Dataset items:
▬▬▬▬▬▬▬▬▬▬

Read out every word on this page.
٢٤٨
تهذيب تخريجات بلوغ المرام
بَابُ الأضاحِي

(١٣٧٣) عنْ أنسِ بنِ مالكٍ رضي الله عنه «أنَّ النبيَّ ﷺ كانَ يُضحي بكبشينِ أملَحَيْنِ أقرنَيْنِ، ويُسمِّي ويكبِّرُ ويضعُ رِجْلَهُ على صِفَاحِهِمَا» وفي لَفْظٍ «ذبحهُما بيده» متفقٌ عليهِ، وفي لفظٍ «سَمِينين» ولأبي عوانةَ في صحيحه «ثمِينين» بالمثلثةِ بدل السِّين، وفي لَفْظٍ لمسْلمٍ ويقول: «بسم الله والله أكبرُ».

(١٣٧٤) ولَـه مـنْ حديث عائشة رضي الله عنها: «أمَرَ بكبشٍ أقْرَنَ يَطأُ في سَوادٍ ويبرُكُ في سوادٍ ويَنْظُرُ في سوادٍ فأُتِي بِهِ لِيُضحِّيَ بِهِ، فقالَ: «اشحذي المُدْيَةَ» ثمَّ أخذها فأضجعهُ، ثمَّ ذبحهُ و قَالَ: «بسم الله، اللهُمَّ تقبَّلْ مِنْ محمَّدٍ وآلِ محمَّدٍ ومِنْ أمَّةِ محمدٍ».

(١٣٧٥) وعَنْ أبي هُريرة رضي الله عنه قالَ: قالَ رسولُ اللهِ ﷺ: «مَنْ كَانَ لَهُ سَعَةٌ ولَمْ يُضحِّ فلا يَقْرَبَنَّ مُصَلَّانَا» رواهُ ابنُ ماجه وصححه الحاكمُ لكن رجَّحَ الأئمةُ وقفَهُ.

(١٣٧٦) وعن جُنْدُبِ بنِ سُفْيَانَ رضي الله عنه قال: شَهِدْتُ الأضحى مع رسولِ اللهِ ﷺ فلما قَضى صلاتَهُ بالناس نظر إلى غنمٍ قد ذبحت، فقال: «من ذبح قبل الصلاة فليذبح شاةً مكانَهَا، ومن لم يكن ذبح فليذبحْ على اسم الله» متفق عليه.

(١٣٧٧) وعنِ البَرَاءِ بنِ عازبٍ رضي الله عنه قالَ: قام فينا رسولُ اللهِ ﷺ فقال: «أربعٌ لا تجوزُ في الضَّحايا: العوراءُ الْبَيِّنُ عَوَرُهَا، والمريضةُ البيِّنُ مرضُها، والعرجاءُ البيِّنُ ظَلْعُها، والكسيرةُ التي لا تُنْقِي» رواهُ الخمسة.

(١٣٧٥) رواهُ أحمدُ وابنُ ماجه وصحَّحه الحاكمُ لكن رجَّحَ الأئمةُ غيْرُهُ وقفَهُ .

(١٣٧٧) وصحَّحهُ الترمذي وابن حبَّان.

▬▬▬▬▬▬▬▬▬▬

Using the material above, count the lines containing the word "الحاكم". Reply with the number alone.

**Output of the exercise:**
2